**MATERIAL FOR THIS TASK**
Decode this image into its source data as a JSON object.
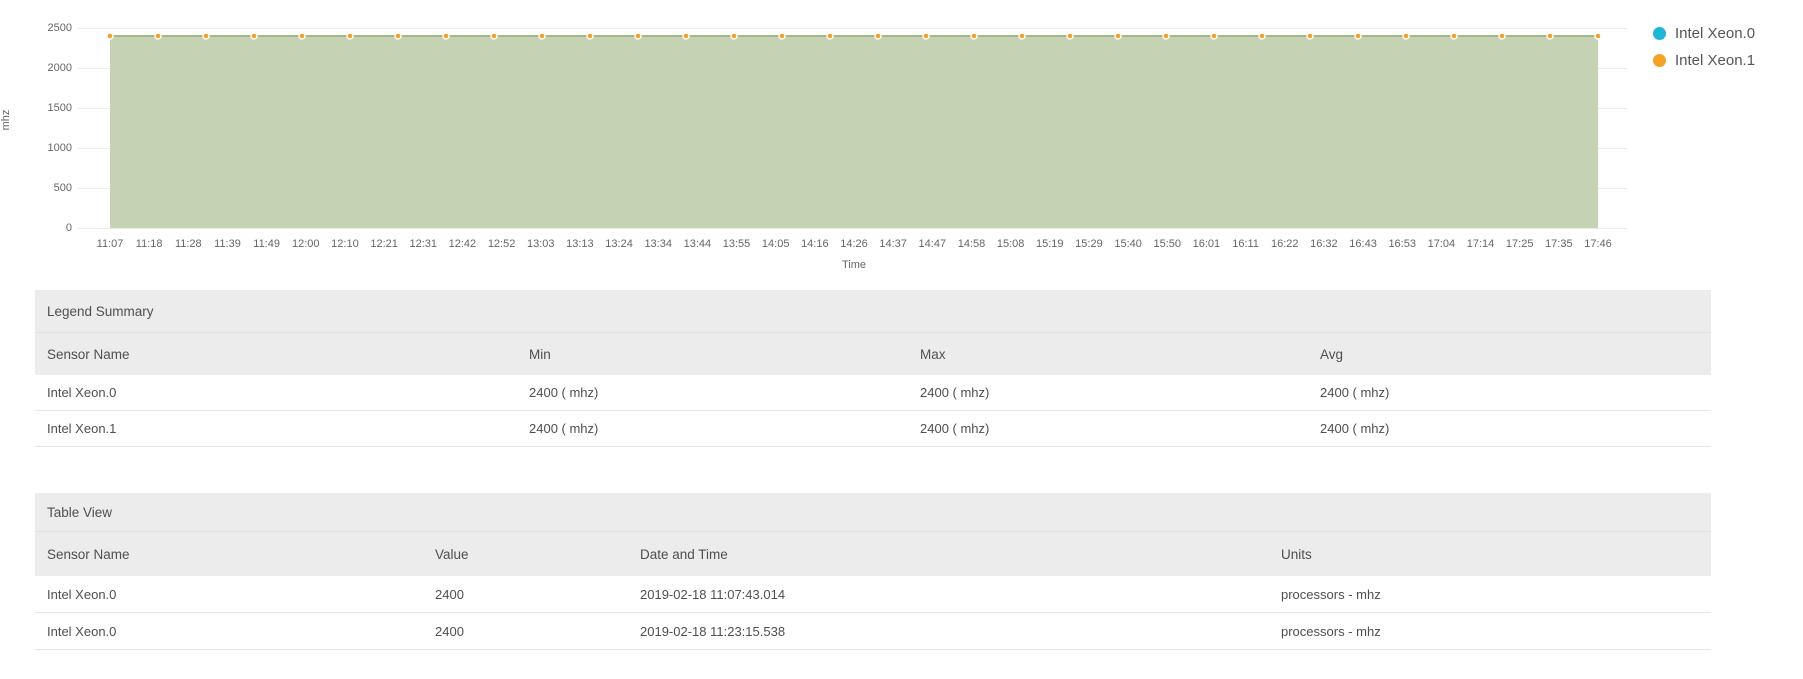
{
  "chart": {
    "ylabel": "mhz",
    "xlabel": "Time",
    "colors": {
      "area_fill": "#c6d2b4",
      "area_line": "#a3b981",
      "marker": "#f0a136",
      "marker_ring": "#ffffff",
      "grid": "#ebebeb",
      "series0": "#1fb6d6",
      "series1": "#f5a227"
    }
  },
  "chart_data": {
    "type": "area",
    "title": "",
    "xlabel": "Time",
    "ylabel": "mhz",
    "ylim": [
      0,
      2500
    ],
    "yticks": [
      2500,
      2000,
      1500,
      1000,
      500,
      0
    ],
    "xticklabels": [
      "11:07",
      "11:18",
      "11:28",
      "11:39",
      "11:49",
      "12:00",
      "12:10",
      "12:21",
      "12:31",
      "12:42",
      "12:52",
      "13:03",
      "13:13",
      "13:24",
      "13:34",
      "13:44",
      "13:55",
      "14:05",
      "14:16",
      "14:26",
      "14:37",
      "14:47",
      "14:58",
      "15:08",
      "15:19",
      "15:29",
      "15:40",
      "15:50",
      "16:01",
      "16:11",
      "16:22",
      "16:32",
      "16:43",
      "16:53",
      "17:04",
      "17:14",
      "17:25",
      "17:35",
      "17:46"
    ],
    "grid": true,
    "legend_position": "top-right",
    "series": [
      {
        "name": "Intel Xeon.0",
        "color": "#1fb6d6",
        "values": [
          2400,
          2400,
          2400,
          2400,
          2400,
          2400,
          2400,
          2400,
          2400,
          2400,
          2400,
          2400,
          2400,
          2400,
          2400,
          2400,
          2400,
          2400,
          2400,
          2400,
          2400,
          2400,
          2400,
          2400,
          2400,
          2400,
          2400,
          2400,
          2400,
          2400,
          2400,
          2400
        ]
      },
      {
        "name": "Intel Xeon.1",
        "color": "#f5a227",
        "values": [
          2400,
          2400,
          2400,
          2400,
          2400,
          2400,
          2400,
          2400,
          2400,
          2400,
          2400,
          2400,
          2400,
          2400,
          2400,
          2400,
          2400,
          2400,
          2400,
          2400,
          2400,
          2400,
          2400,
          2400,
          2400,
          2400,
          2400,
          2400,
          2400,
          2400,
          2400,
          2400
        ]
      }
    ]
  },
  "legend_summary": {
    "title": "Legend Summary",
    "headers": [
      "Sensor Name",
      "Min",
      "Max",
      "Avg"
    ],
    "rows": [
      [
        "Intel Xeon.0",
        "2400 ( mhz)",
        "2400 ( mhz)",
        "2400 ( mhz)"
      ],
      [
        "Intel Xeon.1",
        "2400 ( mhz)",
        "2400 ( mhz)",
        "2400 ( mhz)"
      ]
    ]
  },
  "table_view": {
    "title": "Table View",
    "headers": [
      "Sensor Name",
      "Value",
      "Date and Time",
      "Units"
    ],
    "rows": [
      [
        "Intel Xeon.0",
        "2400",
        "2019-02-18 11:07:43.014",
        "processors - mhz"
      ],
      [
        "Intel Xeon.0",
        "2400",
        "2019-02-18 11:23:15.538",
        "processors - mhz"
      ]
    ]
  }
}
...
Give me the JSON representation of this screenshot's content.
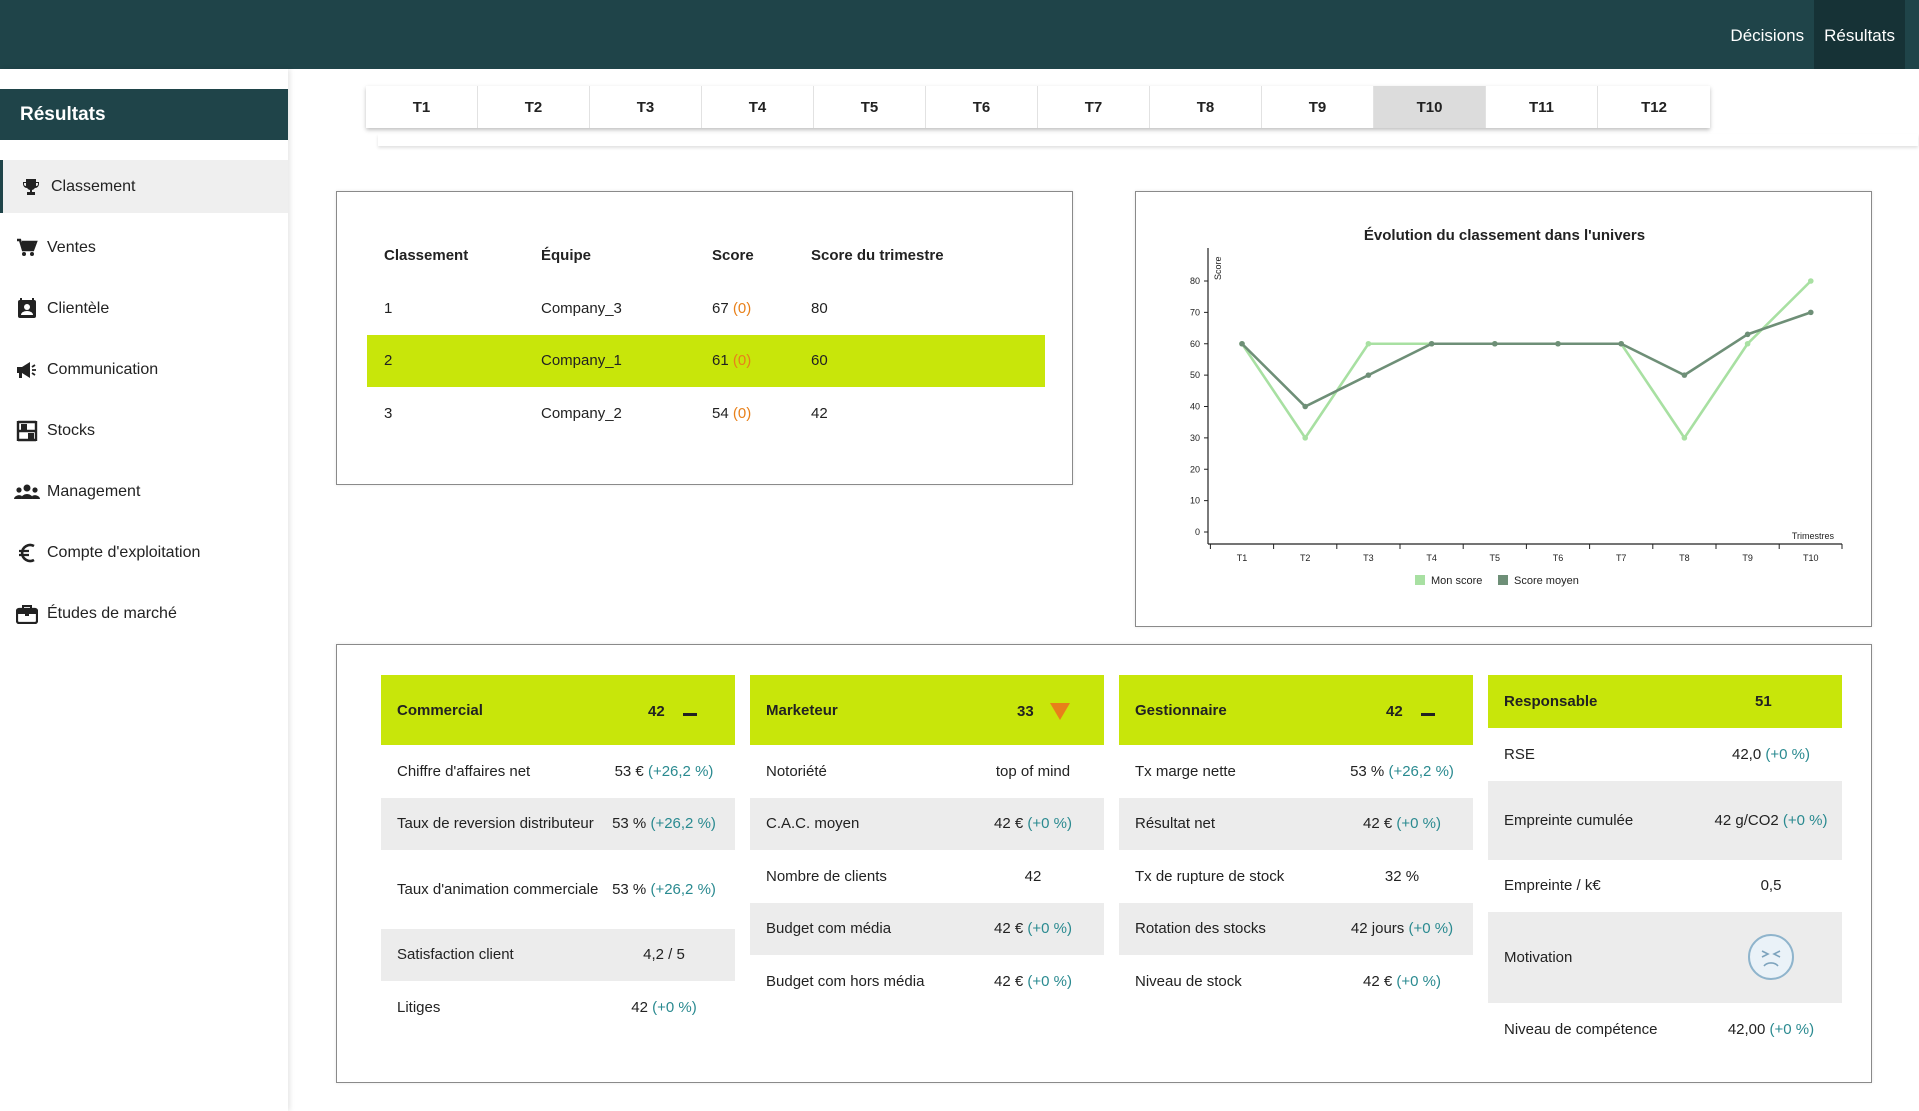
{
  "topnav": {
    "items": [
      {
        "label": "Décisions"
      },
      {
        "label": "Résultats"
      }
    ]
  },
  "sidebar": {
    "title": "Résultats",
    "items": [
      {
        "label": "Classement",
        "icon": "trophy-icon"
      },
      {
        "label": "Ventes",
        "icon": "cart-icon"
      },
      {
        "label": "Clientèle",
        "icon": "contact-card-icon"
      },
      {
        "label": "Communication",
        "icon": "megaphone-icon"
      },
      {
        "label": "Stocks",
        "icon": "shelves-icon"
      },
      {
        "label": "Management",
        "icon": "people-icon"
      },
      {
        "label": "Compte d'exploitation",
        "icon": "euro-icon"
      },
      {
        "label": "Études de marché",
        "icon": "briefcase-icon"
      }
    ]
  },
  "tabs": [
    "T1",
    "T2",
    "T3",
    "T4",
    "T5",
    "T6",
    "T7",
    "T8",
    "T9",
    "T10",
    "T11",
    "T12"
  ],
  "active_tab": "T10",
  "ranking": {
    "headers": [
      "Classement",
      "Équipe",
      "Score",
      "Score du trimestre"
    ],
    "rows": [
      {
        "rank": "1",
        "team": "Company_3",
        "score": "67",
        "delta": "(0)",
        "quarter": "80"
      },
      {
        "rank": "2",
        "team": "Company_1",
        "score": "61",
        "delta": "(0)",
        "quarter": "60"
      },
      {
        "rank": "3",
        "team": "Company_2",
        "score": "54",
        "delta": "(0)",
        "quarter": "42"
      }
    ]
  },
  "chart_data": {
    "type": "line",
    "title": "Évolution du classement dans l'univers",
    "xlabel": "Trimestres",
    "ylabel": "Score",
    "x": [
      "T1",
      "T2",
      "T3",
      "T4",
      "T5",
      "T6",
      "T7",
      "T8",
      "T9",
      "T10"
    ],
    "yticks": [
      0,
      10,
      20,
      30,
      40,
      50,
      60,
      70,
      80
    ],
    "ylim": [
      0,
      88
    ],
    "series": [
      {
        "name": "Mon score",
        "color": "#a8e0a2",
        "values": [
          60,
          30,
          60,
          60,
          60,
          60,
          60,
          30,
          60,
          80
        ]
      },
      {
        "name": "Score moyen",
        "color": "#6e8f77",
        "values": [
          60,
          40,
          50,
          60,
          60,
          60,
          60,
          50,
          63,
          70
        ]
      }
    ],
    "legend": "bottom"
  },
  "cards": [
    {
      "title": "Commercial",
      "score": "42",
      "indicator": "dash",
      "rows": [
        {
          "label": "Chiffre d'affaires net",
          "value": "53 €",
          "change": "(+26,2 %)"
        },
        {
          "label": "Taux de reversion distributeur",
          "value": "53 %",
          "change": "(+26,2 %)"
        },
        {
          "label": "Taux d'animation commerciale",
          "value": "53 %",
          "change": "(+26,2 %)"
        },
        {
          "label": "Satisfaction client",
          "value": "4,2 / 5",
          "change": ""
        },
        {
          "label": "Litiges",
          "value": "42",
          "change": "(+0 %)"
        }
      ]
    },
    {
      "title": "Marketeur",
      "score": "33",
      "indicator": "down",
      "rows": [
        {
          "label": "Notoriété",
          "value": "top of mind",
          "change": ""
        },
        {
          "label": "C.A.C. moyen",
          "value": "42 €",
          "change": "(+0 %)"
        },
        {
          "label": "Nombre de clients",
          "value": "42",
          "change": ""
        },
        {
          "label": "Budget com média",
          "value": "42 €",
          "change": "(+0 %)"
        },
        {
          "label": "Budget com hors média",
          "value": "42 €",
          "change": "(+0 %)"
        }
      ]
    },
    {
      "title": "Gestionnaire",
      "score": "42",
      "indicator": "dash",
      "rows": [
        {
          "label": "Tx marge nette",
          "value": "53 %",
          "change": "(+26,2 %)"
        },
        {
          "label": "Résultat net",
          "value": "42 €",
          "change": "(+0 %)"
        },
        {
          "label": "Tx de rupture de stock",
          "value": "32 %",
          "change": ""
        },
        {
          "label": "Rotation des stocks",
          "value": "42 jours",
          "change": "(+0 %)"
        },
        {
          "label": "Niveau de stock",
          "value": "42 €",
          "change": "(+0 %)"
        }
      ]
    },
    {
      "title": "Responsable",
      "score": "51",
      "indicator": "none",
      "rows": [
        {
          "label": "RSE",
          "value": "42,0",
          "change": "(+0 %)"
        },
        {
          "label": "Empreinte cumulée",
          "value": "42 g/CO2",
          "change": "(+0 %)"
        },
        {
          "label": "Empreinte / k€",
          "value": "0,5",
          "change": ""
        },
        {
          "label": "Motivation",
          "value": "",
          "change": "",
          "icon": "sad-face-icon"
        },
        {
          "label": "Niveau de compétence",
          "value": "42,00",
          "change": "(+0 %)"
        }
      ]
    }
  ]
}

**WHAT THE TASK REQUIRES**
Which lines contain "title"? Copy each of them out.

**RESPONSE TO THIS TASK**
    "title": "",
    "title": "Legend Summary",
    "title": "Table View",
    "title": "Résultats",
    "title": "Évolution du classement dans l'univers",
      "title": "Commercial",
      "title": "Marketeur",
      "title": "Gestionnaire",
      "title": "Responsable",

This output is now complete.